__Exercise objective__
Without omitting anything, retype the data that follows.

__Entries supplied__

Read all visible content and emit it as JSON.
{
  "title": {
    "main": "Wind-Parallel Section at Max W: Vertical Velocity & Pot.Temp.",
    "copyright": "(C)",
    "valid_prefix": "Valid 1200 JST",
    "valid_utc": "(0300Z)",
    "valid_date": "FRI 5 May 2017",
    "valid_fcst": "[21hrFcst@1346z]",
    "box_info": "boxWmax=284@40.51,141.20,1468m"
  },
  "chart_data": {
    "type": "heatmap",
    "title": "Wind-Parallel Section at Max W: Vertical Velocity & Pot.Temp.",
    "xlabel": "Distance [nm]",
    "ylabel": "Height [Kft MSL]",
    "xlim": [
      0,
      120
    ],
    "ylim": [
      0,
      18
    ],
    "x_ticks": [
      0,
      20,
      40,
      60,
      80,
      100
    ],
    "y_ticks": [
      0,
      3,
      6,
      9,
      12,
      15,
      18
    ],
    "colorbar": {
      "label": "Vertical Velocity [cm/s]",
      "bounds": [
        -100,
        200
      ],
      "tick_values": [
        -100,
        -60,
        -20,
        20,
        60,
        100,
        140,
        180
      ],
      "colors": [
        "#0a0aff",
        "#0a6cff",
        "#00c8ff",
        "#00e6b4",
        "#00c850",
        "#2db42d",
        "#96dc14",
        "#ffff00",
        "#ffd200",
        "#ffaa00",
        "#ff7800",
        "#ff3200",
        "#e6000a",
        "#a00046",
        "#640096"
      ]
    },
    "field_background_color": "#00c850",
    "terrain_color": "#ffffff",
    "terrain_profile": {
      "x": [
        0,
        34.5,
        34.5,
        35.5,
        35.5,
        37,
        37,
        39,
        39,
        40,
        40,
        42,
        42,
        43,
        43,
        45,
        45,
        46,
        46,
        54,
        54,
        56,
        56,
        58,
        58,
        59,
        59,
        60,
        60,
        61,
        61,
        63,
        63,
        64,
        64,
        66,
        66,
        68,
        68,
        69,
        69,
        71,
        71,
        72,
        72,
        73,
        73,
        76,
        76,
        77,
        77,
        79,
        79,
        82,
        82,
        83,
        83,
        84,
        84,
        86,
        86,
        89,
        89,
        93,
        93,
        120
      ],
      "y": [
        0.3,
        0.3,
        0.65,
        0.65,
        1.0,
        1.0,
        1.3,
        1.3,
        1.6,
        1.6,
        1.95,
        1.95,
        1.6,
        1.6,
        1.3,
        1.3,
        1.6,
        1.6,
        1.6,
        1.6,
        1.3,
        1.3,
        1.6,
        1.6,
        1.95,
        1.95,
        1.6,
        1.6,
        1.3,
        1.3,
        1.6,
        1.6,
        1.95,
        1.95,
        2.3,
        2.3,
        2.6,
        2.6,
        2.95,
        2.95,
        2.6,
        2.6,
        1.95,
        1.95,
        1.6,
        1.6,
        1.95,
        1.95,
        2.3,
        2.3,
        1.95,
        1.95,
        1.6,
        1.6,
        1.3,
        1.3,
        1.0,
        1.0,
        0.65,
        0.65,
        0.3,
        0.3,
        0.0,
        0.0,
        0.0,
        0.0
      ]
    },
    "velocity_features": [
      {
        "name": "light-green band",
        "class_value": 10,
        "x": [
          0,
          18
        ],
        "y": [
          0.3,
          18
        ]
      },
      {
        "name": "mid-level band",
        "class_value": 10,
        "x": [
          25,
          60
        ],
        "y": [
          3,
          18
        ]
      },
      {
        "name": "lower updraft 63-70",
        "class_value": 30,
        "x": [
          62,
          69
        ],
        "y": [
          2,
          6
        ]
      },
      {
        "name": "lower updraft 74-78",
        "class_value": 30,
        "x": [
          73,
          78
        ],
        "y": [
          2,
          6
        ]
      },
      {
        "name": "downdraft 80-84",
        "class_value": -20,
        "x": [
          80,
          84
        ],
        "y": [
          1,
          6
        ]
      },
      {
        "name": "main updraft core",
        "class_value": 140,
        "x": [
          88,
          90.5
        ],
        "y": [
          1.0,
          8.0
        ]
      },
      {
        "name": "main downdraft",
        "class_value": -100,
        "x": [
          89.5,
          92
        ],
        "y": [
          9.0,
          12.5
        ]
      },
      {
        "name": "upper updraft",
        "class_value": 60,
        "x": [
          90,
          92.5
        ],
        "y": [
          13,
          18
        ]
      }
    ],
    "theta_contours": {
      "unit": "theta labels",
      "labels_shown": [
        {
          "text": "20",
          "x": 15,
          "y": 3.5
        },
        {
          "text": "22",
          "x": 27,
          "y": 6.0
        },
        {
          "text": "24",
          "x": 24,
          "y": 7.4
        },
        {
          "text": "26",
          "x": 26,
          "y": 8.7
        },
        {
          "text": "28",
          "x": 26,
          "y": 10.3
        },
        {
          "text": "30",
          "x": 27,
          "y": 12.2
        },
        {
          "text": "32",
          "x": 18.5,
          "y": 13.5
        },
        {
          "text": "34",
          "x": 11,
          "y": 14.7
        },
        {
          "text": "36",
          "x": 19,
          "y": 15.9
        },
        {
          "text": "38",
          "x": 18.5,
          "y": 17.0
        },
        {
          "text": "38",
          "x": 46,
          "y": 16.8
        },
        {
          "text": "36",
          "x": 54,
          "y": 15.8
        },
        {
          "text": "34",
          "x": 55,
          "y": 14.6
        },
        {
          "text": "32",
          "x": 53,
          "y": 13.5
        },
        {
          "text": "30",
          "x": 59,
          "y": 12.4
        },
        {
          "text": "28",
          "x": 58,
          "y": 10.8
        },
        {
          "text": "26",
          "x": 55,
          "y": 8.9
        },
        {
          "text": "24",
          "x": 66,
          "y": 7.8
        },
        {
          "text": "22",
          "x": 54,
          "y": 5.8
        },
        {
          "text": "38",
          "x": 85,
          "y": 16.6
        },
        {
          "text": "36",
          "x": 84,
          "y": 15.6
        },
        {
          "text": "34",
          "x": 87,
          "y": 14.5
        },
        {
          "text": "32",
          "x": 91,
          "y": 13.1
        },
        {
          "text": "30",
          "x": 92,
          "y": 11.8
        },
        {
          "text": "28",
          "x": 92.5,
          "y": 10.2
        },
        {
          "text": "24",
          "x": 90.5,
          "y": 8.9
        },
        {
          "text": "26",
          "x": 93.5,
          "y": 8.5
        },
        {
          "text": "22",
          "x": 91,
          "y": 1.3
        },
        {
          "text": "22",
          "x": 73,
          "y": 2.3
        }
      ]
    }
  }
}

__Reply__
Read all visible content and emit it as JSON.
{
  "title": {
    "main": "Wind-Parallel Section at Max W: Vertical Velocity & Pot.Temp.",
    "copyright": "(C)",
    "valid_prefix": "Valid 1200 JST",
    "valid_utc": "(0300Z)",
    "valid_date": "FRI 5 May 2017",
    "valid_fcst": "[21hrFcst@1346z]",
    "box_info": "boxWmax=284@40.51,141.20,1468m"
  },
  "chart_data": {
    "type": "heatmap",
    "title": "Wind-Parallel Section at Max W: Vertical Velocity & Pot.Temp.",
    "xlabel": "Distance [nm]",
    "ylabel": "Height [Kft MSL]",
    "xlim": [
      0,
      120
    ],
    "ylim": [
      0,
      18
    ],
    "x_ticks": [
      0,
      20,
      40,
      60,
      80,
      100
    ],
    "y_ticks": [
      0,
      3,
      6,
      9,
      12,
      15,
      18
    ],
    "colorbar": {
      "label": "Vertical Velocity [cm/s]",
      "bounds": [
        -100,
        200
      ],
      "tick_values": [
        -100,
        -60,
        -20,
        20,
        60,
        100,
        140,
        180
      ],
      "colors": [
        "#0a0aff",
        "#0a6cff",
        "#00c8ff",
        "#00e6b4",
        "#00c850",
        "#2db42d",
        "#96dc14",
        "#ffff00",
        "#ffd200",
        "#ffaa00",
        "#ff7800",
        "#ff3200",
        "#e6000a",
        "#a00046",
        "#640096"
      ]
    },
    "field_background_color": "#00c850",
    "terrain_color": "#ffffff",
    "terrain_profile": {
      "x": [
        0,
        34.5,
        34.5,
        35.5,
        35.5,
        37,
        37,
        39,
        39,
        40,
        40,
        42,
        42,
        43,
        43,
        45,
        45,
        46,
        46,
        54,
        54,
        56,
        56,
        58,
        58,
        59,
        59,
        60,
        60,
        61,
        61,
        63,
        63,
        64,
        64,
        66,
        66,
        68,
        68,
        69,
        69,
        71,
        71,
        72,
        72,
        73,
        73,
        76,
        76,
        77,
        77,
        79,
        79,
        82,
        82,
        83,
        83,
        84,
        84,
        86,
        86,
        89,
        89,
        93,
        93,
        120
      ],
      "y": [
        0.3,
        0.3,
        0.65,
        0.65,
        1.0,
        1.0,
        1.3,
        1.3,
        1.6,
        1.6,
        1.95,
        1.95,
        1.6,
        1.6,
        1.3,
        1.3,
        1.6,
        1.6,
        1.6,
        1.6,
        1.3,
        1.3,
        1.6,
        1.6,
        1.95,
        1.95,
        1.6,
        1.6,
        1.3,
        1.3,
        1.6,
        1.6,
        1.95,
        1.95,
        2.3,
        2.3,
        2.6,
        2.6,
        2.95,
        2.95,
        2.6,
        2.6,
        1.95,
        1.95,
        1.6,
        1.6,
        1.95,
        1.95,
        2.3,
        2.3,
        1.95,
        1.95,
        1.6,
        1.6,
        1.3,
        1.3,
        1.0,
        1.0,
        0.65,
        0.65,
        0.3,
        0.3,
        0.0,
        0.0,
        0.0,
        0.0
      ]
    },
    "velocity_features": [
      {
        "name": "light-green band",
        "class_value": 10,
        "x": [
          0,
          18
        ],
        "y": [
          0.3,
          18
        ]
      },
      {
        "name": "mid-level band",
        "class_value": 10,
        "x": [
          25,
          60
        ],
        "y": [
          3,
          18
        ]
      },
      {
        "name": "lower updraft 63-70",
        "class_value": 30,
        "x": [
          62,
          69
        ],
        "y": [
          2,
          6
        ]
      },
      {
        "name": "lower updraft 74-78",
        "class_value": 30,
        "x": [
          73,
          78
        ],
        "y": [
          2,
          6
        ]
      },
      {
        "name": "downdraft 80-84",
        "class_value": -20,
        "x": [
          80,
          84
        ],
        "y": [
          1,
          6
        ]
      },
      {
        "name": "main updraft core",
        "class_value": 140,
        "x": [
          88,
          90.5
        ],
        "y": [
          1.0,
          8.0
        ]
      },
      {
        "name": "main downdraft",
        "class_value": -100,
        "x": [
          89.5,
          92
        ],
        "y": [
          9.0,
          12.5
        ]
      },
      {
        "name": "upper updraft",
        "class_value": 60,
        "x": [
          90,
          92.5
        ],
        "y": [
          13,
          18
        ]
      }
    ],
    "theta_contours": {
      "unit": "theta labels",
      "labels_shown": [
        {
          "text": "20",
          "x": 15,
          "y": 3.5
        },
        {
          "text": "22",
          "x": 27,
          "y": 6.0
        },
        {
          "text": "24",
          "x": 24,
          "y": 7.4
        },
        {
          "text": "26",
          "x": 26,
          "y": 8.7
        },
        {
          "text": "28",
          "x": 26,
          "y": 10.3
        },
        {
          "text": "30",
          "x": 27,
          "y": 12.2
        },
        {
          "text": "32",
          "x": 18.5,
          "y": 13.5
        },
        {
          "text": "34",
          "x": 11,
          "y": 14.7
        },
        {
          "text": "36",
          "x": 19,
          "y": 15.9
        },
        {
          "text": "38",
          "x": 18.5,
          "y": 17.0
        },
        {
          "text": "38",
          "x": 46,
          "y": 16.8
        },
        {
          "text": "36",
          "x": 54,
          "y": 15.8
        },
        {
          "text": "34",
          "x": 55,
          "y": 14.6
        },
        {
          "text": "32",
          "x": 53,
          "y": 13.5
        },
        {
          "text": "30",
          "x": 59,
          "y": 12.4
        },
        {
          "text": "28",
          "x": 58,
          "y": 10.8
        },
        {
          "text": "26",
          "x": 55,
          "y": 8.9
        },
        {
          "text": "24",
          "x": 66,
          "y": 7.8
        },
        {
          "text": "22",
          "x": 54,
          "y": 5.8
        },
        {
          "text": "38",
          "x": 85,
          "y": 16.6
        },
        {
          "text": "36",
          "x": 84,
          "y": 15.6
        },
        {
          "text": "34",
          "x": 87,
          "y": 14.5
        },
        {
          "text": "32",
          "x": 91,
          "y": 13.1
        },
        {
          "text": "30",
          "x": 92,
          "y": 11.8
        },
        {
          "text": "28",
          "x": 92.5,
          "y": 10.2
        },
        {
          "text": "24",
          "x": 90.5,
          "y": 8.9
        },
        {
          "text": "26",
          "x": 93.5,
          "y": 8.5
        },
        {
          "text": "22",
          "x": 91,
          "y": 1.3
        },
        {
          "text": "22",
          "x": 73,
          "y": 2.3
        }
      ]
    }
  }
}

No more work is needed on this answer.